> [Work to be completed] Your answer is a single number: how many lines hold the word "hacia"?

> [Exercise data]
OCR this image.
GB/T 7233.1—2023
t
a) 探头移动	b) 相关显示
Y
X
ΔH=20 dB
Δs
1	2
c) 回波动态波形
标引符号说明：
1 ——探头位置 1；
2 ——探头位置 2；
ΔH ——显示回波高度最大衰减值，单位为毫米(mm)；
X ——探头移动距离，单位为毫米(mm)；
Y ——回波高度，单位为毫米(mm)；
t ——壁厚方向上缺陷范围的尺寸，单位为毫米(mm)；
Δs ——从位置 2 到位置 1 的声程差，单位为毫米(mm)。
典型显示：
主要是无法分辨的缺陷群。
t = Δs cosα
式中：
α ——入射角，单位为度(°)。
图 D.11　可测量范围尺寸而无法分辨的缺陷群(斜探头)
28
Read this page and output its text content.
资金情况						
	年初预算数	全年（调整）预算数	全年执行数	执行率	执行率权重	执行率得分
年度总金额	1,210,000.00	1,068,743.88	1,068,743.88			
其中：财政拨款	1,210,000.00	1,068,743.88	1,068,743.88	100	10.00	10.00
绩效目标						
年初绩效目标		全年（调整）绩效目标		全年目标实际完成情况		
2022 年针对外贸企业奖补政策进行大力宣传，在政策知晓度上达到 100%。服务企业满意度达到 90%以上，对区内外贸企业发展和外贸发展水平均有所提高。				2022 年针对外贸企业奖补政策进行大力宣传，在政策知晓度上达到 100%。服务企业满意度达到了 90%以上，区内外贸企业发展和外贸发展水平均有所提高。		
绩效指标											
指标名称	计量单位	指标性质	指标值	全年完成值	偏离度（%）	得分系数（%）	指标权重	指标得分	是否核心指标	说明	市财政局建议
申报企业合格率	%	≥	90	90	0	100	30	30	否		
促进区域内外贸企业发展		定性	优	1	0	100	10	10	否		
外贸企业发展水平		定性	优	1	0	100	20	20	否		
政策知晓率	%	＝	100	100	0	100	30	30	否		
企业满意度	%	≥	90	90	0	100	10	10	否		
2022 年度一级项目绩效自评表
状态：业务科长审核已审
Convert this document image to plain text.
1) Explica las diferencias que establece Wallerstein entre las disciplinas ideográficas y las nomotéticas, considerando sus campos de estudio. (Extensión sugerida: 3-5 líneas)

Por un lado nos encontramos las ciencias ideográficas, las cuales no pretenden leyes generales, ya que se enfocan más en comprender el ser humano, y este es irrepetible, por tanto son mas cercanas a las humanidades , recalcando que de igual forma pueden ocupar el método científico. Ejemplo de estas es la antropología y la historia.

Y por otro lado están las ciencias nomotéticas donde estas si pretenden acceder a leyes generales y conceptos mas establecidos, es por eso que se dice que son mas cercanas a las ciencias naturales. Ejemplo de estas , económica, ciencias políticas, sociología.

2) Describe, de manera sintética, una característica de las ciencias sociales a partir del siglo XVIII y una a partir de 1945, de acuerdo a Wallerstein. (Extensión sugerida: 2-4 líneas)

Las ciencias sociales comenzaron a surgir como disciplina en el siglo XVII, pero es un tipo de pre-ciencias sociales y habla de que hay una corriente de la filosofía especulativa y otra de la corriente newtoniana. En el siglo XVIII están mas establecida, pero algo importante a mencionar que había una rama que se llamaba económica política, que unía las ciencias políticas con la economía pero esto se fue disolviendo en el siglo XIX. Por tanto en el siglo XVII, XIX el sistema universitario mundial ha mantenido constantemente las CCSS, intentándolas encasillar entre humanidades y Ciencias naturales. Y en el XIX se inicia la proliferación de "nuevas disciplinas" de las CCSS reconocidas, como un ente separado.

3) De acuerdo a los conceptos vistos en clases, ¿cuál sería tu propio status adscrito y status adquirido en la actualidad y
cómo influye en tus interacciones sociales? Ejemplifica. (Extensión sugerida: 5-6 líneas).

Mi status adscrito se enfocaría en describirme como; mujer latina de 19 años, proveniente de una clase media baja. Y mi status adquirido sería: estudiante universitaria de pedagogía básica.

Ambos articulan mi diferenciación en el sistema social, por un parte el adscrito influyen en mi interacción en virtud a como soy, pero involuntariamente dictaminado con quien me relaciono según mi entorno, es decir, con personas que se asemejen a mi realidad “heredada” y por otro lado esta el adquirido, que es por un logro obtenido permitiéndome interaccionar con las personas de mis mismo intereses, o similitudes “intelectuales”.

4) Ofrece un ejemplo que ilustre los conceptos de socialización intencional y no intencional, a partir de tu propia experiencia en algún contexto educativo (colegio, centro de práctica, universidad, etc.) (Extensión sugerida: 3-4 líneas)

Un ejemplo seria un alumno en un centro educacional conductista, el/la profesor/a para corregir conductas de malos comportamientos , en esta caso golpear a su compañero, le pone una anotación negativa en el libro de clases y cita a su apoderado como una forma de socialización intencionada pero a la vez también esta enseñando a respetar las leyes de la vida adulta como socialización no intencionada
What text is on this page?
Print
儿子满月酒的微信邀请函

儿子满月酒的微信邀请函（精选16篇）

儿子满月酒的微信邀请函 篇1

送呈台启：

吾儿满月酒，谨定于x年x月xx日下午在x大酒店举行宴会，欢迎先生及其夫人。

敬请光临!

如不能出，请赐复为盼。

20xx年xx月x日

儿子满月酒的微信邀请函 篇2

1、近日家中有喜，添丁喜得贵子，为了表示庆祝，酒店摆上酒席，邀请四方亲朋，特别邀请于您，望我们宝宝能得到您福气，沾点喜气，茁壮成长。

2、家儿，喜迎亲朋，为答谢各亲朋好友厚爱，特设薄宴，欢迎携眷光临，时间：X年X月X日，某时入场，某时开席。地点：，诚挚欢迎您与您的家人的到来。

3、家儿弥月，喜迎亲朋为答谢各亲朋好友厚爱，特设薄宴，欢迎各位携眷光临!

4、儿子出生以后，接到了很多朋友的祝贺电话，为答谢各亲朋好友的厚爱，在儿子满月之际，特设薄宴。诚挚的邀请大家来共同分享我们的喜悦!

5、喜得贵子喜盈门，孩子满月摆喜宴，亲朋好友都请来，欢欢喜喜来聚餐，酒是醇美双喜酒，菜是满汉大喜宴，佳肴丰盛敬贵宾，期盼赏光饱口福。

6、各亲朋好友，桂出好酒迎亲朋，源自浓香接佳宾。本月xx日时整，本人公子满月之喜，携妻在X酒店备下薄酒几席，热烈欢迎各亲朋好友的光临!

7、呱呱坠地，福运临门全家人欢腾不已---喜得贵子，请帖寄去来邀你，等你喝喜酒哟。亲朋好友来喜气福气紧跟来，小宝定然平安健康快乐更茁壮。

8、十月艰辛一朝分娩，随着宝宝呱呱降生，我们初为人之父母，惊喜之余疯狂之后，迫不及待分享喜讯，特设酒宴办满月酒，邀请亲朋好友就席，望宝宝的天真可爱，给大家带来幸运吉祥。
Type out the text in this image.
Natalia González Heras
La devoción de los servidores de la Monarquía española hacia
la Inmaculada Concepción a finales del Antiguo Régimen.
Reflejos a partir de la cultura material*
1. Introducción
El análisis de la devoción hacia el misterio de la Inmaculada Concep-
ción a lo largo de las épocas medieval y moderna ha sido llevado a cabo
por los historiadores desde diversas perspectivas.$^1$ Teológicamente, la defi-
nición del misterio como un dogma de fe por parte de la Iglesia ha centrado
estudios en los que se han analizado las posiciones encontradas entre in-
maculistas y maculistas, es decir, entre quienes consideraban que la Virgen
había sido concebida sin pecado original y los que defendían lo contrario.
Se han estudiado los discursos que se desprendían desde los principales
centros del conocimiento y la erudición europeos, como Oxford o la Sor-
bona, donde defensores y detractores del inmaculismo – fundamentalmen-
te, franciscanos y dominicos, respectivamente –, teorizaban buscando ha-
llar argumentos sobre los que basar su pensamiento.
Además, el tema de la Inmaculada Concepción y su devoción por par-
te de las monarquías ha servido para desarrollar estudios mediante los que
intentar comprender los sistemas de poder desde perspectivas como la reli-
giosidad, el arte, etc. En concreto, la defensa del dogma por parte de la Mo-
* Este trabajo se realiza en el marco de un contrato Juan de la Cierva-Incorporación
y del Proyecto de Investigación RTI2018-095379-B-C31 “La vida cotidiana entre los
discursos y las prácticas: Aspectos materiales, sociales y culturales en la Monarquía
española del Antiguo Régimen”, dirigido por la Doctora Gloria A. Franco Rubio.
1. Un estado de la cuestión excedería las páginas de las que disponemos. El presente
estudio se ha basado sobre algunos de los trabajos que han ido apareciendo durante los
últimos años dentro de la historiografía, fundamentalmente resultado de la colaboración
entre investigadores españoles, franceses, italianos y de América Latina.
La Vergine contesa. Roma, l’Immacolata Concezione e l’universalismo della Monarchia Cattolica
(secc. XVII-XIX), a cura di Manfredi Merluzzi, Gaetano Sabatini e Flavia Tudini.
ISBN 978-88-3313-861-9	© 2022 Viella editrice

> [Written reply] 2